→ DATA FOR PROCESSING:
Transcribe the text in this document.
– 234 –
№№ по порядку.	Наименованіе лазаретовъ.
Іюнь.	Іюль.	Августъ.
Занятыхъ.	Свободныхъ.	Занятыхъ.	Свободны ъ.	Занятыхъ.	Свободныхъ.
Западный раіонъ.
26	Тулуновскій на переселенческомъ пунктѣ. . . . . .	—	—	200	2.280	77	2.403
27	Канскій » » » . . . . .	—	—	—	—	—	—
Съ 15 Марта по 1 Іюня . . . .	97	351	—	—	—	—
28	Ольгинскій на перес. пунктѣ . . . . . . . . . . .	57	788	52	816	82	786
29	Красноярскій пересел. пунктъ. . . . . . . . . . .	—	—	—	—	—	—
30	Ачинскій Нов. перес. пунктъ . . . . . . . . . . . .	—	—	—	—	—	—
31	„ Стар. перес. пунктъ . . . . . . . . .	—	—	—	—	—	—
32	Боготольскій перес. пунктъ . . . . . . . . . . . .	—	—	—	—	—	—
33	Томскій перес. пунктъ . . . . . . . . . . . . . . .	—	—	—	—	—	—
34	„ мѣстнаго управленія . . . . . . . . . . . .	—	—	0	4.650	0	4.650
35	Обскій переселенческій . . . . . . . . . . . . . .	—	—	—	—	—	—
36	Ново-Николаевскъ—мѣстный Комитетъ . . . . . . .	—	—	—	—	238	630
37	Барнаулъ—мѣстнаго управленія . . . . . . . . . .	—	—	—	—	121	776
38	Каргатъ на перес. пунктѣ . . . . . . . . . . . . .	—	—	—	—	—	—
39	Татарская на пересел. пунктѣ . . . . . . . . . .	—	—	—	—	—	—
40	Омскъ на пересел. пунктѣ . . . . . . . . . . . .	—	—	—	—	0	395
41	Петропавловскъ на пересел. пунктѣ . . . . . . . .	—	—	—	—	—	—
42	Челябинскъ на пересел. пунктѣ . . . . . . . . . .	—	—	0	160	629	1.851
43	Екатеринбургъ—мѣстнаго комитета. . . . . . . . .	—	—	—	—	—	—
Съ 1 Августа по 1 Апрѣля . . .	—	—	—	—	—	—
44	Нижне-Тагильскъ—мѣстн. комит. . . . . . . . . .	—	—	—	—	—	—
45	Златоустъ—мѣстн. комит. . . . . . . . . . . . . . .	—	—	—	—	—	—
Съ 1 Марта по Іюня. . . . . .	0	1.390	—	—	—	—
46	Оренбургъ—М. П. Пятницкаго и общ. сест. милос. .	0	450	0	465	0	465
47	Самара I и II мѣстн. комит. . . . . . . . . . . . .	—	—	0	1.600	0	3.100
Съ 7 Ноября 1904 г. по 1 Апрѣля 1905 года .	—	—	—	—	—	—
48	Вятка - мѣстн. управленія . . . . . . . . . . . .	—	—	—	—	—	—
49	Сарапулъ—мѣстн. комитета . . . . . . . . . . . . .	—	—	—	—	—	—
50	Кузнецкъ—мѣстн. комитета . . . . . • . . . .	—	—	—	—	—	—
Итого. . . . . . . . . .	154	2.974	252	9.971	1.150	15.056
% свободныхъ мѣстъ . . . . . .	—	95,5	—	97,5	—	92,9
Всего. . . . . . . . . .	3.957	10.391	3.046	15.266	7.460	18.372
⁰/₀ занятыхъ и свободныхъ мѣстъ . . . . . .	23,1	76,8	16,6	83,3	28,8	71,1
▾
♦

→ TASK DETAILS: Which lines hold the word "Апрѣля"? Return all of them from the records above.

→ WRITTEN RESPONSE:
Съ 1 Августа по 1 Апрѣля . . .	—	—	—	—	—	—
Съ 7 Ноября 1904 г. по 1 Апрѣля 1905 года .	—	—	—	—	—	—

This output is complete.